=== What is being asked ===
Reproduce every entry exactly.

=== Raw data ===
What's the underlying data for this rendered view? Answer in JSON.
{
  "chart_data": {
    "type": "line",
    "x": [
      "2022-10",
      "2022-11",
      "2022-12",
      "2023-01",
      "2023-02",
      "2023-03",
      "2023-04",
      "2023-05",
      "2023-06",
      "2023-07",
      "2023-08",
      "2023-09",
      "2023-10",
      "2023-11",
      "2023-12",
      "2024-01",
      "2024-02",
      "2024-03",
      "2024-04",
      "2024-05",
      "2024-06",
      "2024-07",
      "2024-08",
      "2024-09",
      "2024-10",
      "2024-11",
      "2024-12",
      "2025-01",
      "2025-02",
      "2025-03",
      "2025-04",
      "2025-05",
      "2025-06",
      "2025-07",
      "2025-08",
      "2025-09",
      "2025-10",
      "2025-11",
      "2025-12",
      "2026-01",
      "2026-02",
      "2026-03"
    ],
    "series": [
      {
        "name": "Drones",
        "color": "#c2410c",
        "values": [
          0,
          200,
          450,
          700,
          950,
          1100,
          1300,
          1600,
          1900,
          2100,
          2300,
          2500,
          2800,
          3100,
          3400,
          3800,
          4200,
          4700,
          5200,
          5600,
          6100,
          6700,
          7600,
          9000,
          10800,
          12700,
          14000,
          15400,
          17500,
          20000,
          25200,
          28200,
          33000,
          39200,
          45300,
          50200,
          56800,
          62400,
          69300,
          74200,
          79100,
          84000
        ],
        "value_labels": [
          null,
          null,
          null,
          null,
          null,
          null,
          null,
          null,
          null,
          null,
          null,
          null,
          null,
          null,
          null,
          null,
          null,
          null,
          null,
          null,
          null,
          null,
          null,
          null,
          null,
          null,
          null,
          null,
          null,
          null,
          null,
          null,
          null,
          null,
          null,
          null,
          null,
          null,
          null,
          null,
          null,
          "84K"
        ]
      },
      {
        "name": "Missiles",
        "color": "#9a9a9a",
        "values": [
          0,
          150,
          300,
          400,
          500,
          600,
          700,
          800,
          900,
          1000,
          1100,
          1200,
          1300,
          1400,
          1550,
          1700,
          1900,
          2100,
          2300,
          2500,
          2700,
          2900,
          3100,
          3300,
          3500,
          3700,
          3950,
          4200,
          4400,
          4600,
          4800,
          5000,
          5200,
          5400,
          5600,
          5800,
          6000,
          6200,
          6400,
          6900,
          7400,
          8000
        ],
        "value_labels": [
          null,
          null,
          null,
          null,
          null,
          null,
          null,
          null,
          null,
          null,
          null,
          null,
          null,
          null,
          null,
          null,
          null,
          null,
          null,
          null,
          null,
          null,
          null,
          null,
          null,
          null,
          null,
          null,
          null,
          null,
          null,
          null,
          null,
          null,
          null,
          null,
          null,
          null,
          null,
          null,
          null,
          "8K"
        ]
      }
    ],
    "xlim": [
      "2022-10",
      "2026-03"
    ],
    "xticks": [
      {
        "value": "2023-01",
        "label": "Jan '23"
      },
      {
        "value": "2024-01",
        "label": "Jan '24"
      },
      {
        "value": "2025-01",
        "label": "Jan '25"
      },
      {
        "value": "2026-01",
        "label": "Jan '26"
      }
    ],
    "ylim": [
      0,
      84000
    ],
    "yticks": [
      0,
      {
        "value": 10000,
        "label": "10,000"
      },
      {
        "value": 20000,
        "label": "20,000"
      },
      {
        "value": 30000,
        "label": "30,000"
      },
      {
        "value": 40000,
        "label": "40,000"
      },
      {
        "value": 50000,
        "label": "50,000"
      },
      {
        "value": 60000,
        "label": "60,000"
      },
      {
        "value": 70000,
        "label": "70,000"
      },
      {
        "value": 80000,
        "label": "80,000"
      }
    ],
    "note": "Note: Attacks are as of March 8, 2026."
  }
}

=== Exercise solution ===
What's the underlying data for this rendered view? Answer in JSON.
{
  "chart_data": {
    "type": "line",
    "x": [
      "2022-10",
      "2022-11",
      "2022-12",
      "2023-01",
      "2023-02",
      "2023-03",
      "2023-04",
      "2023-05",
      "2023-06",
      "2023-07",
      "2023-08",
      "2023-09",
      "2023-10",
      "2023-11",
      "2023-12",
      "2024-01",
      "2024-02",
      "2024-03",
      "2024-04",
      "2024-05",
      "2024-06",
      "2024-07",
      "2024-08",
      "2024-09",
      "2024-10",
      "2024-11",
      "2024-12",
      "2025-01",
      "2025-02",
      "2025-03",
      "2025-04",
      "2025-05",
      "2025-06",
      "2025-07",
      "2025-08",
      "2025-09",
      "2025-10",
      "2025-11",
      "2025-12",
      "2026-01",
      "2026-02",
      "2026-03"
    ],
    "series": [
      {
        "name": "Drones",
        "color": "#c2410c",
        "values": [
          0,
          200,
          450,
          700,
          950,
          1100,
          1300,
          1600,
          1900,
          2100,
          2300,
          2500,
          2800,
          3100,
          3400,
          3800,
          4200,
          4700,
          5200,
          5600,
          6100,
          6700,
          7600,
          9000,
          10800,
          12700,
          14000,
          15400,
          17500,
          20000,
          25200,
          28200,
          33000,
          39200,
          45300,
          50200,
          56800,
          62400,
          69300,
          74200,
          79100,
          84000
        ],
        "value_labels": [
          null,
          null,
          null,
          null,
          null,
          null,
          null,
          null,
          null,
          null,
          null,
          null,
          null,
          null,
          null,
          null,
          null,
          null,
          null,
          null,
          null,
          null,
          null,
          null,
          null,
          null,
          null,
          null,
          null,
          null,
          null,
          null,
          null,
          null,
          null,
          null,
          null,
          null,
          null,
          null,
          null,
          "84K"
        ]
      },
      {
        "name": "Missiles",
        "color": "#9a9a9a",
        "values": [
          0,
          150,
          300,
          400,
          500,
          600,
          700,
          800,
          900,
          1000,
          1100,
          1200,
          1300,
          1400,
          1550,
          1700,
          1900,
          2100,
          2300,
          2500,
          2700,
          2900,
          3100,
          3300,
          3500,
          3700,
          3950,
          4200,
          4400,
          4600,
          4800,
          5000,
          5200,
          5400,
          5600,
          5800,
          6000,
          6200,
          6400,
          6900,
          7400,
          8000
        ],
        "value_labels": [
          null,
          null,
          null,
          null,
          null,
          null,
          null,
          null,
          null,
          null,
          null,
          null,
          null,
          null,
          null,
          null,
          null,
          null,
          null,
          null,
          null,
          null,
          null,
          null,
          null,
          null,
          null,
          null,
          null,
          null,
          null,
          null,
          null,
          null,
          null,
          null,
          null,
          null,
          null,
          null,
          null,
          "8K"
        ]
      }
    ],
    "xlim": [
      "2022-10",
      "2026-03"
    ],
    "xticks": [
      {
        "value": "2023-01",
        "label": "Jan '23"
      },
      {
        "value": "2024-01",
        "label": "Jan '24"
      },
      {
        "value": "2025-01",
        "label": "Jan '25"
      },
      {
        "value": "2026-01",
        "label": "Jan '26"
      }
    ],
    "ylim": [
      0,
      84000
    ],
    "yticks": [
      0,
      {
        "value": 10000,
        "label": "10,000"
      },
      {
        "value": 20000,
        "label": "20,000"
      },
      {
        "value": 30000,
        "label": "30,000"
      },
      {
        "value": 40000,
        "label": "40,000"
      },
      {
        "value": 50000,
        "label": "50,000"
      },
      {
        "value": 60000,
        "label": "60,000"
      },
      {
        "value": 70000,
        "label": "70,000"
      },
      {
        "value": 80000,
        "label": "80,000"
      }
    ],
    "note": "Note: Attacks are as of March 8, 2026."
  }
}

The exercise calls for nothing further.